**Entries provided**
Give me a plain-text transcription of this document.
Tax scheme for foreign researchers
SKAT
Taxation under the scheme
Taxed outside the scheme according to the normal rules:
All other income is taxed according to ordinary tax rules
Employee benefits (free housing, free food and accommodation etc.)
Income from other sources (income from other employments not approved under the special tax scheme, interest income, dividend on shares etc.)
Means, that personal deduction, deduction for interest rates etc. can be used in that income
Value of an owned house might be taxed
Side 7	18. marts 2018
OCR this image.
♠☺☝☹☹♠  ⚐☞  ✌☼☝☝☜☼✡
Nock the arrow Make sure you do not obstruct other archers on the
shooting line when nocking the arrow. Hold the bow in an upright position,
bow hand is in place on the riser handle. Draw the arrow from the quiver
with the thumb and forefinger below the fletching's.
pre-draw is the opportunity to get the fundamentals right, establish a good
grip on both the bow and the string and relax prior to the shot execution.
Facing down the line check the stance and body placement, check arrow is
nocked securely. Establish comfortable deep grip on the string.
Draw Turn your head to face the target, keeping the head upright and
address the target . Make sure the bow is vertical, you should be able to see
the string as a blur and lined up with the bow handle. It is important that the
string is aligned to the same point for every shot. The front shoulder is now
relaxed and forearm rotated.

**What the task requires**
Each line from the one containing "OCR this image." through the end of the entries, both included, is to be returned exactly, with no other lines.

**Solution to the problem**
OCR this image.
♠☺☝☹☹♠  ⚐☞  ✌☼☝☝☜☼✡
Nock the arrow Make sure you do not obstruct other archers on the
shooting line when nocking the arrow. Hold the bow in an upright position,
bow hand is in place on the riser handle. Draw the arrow from the quiver
with the thumb and forefinger below the fletching's.
pre-draw is the opportunity to get the fundamentals right, establish a good
grip on both the bow and the string and relax prior to the shot execution.
Facing down the line check the stance and body placement, check arrow is
nocked securely. Establish comfortable deep grip on the string.
Draw Turn your head to face the target, keeping the head upright and
address the target . Make sure the bow is vertical, you should be able to see
the string as a blur and lined up with the bow handle. It is important that the
string is aligned to the same point for every shot. The front shoulder is now
relaxed and forearm rotated.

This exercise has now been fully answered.